DIRECTION - Copy each line of the material below that includes the string "icon".

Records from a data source

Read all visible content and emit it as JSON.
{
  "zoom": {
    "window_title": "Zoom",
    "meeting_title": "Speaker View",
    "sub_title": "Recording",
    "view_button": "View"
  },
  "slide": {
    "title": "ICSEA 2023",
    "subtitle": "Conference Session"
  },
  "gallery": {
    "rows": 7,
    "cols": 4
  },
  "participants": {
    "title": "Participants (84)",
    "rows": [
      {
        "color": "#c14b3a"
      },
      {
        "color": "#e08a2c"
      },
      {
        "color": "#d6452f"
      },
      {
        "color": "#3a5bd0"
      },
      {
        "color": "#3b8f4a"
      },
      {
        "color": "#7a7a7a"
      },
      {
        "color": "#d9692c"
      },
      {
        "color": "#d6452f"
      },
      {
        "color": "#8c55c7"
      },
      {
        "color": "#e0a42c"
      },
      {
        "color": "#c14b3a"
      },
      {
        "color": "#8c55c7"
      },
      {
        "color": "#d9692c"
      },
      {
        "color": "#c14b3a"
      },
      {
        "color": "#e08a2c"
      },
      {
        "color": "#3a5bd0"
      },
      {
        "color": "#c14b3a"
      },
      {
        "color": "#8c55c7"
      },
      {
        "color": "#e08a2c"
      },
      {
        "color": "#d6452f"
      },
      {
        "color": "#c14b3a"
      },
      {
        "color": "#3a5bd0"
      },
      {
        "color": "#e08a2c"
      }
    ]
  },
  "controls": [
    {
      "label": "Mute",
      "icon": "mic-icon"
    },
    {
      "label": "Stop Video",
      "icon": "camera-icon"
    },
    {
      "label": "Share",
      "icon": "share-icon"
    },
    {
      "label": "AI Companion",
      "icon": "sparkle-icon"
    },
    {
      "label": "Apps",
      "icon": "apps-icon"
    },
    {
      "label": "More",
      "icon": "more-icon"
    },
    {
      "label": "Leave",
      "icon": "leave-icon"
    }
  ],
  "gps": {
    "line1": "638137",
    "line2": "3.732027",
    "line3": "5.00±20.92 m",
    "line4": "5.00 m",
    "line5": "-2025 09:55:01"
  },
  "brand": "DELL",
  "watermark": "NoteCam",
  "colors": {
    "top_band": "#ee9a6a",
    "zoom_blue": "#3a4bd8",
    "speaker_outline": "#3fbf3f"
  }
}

--

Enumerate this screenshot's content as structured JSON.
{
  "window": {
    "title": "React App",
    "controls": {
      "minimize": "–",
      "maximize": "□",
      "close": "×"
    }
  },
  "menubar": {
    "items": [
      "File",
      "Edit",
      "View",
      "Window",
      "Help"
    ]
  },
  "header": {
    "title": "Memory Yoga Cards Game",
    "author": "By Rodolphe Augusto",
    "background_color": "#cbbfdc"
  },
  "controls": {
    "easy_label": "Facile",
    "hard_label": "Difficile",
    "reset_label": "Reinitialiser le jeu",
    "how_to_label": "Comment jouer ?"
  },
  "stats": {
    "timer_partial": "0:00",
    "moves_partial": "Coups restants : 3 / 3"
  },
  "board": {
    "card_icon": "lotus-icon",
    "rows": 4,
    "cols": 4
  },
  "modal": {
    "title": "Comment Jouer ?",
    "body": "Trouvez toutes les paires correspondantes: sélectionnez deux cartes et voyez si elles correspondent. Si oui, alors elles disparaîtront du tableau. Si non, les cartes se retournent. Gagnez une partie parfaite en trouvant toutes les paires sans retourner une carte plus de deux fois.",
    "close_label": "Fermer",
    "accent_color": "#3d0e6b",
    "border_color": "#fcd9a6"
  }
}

* * *

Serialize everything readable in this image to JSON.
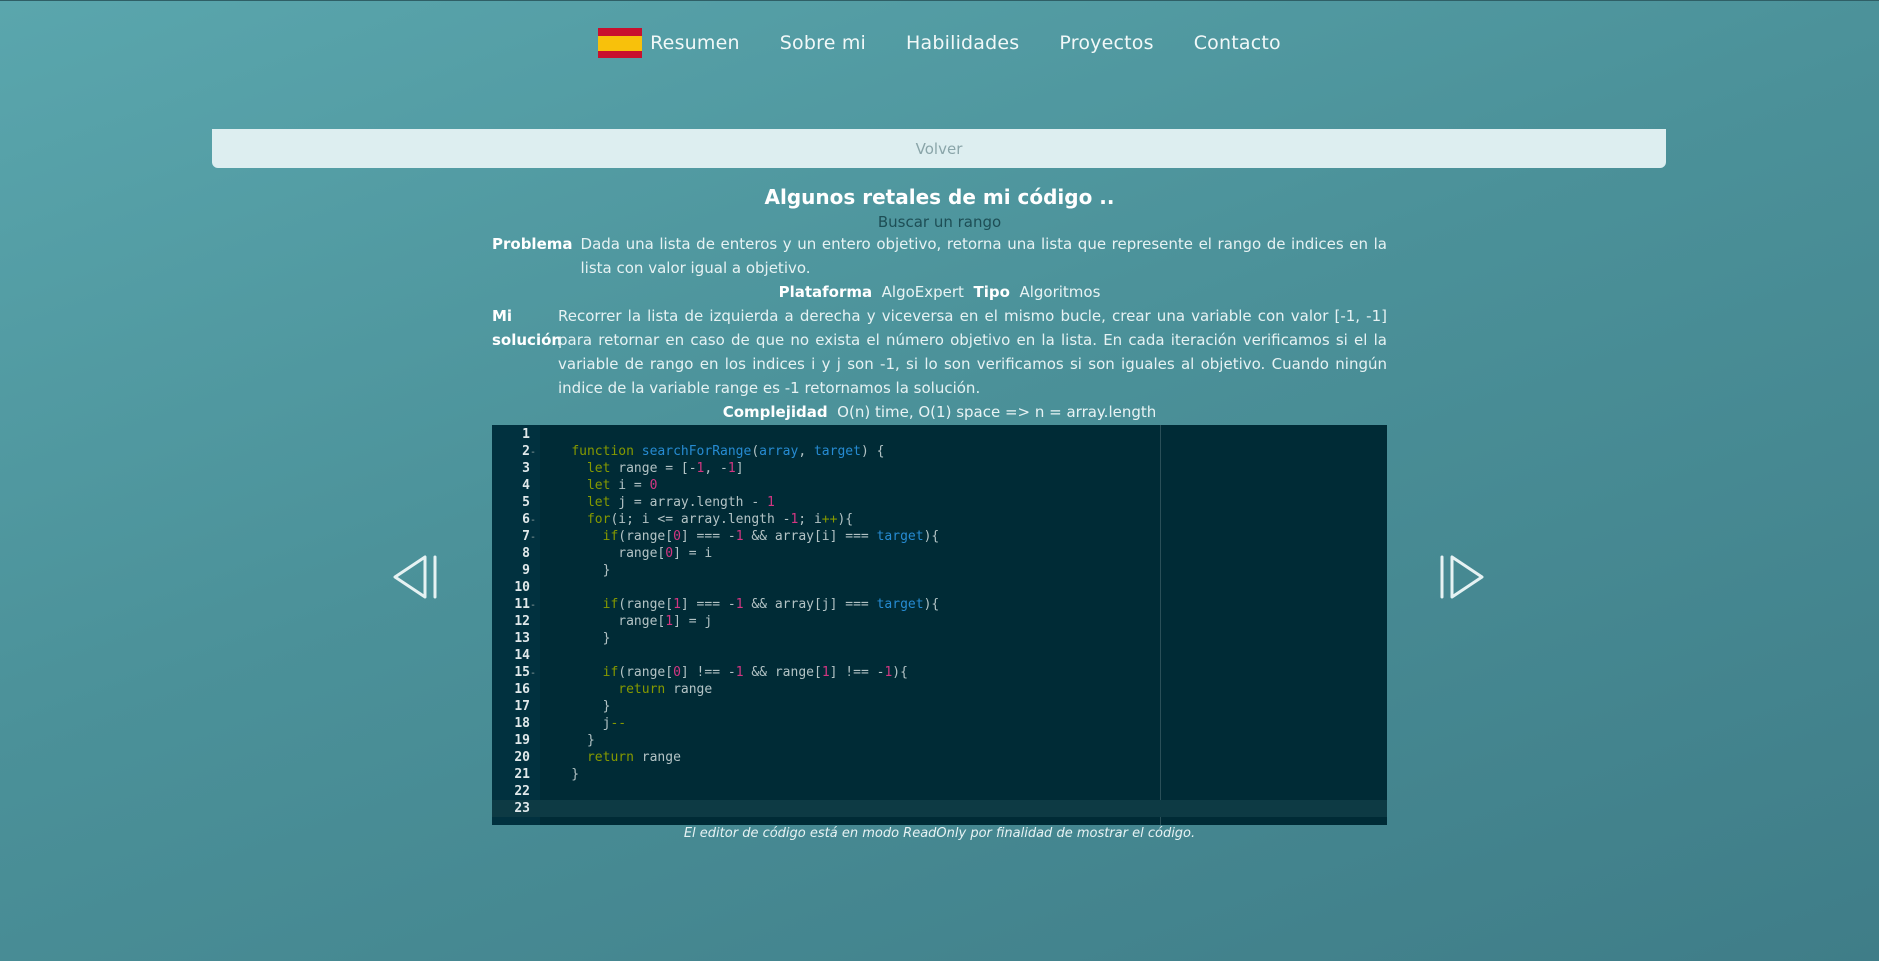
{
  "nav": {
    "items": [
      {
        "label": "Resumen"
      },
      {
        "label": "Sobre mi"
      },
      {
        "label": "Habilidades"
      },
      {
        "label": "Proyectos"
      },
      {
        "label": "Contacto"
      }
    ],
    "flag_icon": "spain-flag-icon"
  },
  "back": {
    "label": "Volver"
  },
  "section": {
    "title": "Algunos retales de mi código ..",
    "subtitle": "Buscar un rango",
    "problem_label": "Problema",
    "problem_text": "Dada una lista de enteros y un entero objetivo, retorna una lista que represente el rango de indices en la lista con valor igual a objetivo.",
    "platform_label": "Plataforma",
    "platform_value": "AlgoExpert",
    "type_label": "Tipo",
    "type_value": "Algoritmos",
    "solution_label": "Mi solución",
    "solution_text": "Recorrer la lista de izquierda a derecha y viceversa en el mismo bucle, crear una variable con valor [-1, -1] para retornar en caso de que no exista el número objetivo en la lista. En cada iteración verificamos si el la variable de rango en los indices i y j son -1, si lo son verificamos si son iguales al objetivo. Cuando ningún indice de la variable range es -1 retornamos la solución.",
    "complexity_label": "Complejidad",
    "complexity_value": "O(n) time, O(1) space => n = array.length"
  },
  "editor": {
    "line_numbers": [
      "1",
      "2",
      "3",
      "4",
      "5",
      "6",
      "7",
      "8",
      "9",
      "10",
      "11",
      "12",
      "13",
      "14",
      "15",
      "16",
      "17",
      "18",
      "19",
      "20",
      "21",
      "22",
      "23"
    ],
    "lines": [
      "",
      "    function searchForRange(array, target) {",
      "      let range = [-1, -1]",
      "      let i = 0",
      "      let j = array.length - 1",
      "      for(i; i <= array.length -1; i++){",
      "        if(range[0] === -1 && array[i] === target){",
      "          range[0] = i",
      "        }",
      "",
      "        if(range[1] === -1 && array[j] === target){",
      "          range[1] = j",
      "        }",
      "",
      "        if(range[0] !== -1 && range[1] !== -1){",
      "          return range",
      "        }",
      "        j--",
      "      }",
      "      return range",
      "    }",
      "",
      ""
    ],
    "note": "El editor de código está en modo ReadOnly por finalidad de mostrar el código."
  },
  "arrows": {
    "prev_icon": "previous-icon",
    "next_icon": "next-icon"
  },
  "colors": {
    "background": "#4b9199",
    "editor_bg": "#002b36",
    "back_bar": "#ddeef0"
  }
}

COMPLETED EXERCISE -
      "icon": "mic-icon"
      "icon": "camera-icon"
      "icon": "share-icon"
      "icon": "sparkle-icon"
      "icon": "apps-icon"
      "icon": "more-icon"
      "icon": "leave-icon"
    "card_icon": "lotus-icon",
    "flag_icon": "spain-flag-icon"
    "prev_icon": "previous-icon",
    "next_icon": "next-icon"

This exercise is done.